* **Dataset entries**
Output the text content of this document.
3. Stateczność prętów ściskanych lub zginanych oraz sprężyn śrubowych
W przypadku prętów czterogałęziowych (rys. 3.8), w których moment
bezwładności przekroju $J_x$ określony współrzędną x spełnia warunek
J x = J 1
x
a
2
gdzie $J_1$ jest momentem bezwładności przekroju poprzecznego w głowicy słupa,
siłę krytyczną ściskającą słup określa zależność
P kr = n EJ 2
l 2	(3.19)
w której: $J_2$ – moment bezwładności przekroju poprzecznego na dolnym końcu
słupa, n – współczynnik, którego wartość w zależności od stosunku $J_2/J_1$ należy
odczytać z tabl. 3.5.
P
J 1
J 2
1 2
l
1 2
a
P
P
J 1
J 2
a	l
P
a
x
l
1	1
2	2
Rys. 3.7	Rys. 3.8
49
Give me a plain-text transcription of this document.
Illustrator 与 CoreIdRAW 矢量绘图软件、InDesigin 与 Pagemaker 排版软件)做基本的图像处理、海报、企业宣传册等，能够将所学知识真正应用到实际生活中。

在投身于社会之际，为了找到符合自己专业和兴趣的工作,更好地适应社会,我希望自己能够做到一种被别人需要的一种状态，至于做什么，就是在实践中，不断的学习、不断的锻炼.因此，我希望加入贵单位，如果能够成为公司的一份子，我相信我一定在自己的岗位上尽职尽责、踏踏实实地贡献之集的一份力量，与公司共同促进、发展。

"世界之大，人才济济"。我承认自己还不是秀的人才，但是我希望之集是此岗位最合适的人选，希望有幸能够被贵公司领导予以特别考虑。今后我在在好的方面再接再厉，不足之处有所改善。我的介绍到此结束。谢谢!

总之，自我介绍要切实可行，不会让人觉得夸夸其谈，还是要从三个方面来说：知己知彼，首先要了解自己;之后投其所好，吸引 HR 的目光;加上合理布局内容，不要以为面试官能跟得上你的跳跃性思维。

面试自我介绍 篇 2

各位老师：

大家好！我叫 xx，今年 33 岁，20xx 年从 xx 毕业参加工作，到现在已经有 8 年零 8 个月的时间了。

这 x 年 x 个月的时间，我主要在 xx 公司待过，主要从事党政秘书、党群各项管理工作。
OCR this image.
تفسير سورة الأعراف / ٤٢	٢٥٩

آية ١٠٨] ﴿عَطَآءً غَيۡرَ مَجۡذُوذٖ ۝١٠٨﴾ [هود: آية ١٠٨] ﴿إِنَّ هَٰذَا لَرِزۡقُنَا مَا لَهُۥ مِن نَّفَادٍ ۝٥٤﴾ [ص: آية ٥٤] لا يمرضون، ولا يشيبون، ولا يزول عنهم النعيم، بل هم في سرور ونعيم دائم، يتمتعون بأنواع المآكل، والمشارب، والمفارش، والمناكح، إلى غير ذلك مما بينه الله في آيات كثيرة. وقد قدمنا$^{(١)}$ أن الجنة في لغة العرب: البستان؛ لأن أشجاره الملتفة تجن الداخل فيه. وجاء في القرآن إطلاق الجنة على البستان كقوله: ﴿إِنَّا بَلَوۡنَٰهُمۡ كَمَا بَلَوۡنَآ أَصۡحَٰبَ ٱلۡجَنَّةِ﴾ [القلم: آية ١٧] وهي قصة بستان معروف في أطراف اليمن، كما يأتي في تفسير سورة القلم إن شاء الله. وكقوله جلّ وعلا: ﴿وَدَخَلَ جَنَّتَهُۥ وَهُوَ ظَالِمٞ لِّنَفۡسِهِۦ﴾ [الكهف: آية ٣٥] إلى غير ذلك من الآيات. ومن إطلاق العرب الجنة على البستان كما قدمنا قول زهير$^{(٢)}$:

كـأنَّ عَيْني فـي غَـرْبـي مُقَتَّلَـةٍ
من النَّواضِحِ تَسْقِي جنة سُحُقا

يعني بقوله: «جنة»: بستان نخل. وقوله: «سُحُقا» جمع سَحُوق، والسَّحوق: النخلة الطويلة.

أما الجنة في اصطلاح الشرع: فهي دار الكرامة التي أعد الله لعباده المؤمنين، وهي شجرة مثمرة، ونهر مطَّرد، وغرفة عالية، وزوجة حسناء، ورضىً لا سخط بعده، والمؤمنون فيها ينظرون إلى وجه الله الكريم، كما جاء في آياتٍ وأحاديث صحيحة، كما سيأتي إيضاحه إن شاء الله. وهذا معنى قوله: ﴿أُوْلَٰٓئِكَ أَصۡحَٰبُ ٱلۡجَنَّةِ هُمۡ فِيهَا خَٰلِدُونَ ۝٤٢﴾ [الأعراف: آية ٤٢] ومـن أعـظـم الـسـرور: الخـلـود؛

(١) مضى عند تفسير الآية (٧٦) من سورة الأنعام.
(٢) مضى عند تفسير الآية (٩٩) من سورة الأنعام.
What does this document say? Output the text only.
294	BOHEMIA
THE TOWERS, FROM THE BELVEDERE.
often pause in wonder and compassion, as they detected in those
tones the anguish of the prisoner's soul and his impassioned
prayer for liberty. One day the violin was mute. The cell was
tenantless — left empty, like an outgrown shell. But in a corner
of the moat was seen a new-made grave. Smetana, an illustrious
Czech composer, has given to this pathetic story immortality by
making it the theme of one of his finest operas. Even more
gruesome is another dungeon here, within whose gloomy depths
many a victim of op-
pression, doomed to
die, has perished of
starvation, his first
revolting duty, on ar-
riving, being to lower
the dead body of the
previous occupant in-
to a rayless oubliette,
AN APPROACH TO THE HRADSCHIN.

* **To do**
Filter the entries and copy out every line with the word "Output".

* **Correct result**
Output the text content of this document.
What does this document say? Output the text only.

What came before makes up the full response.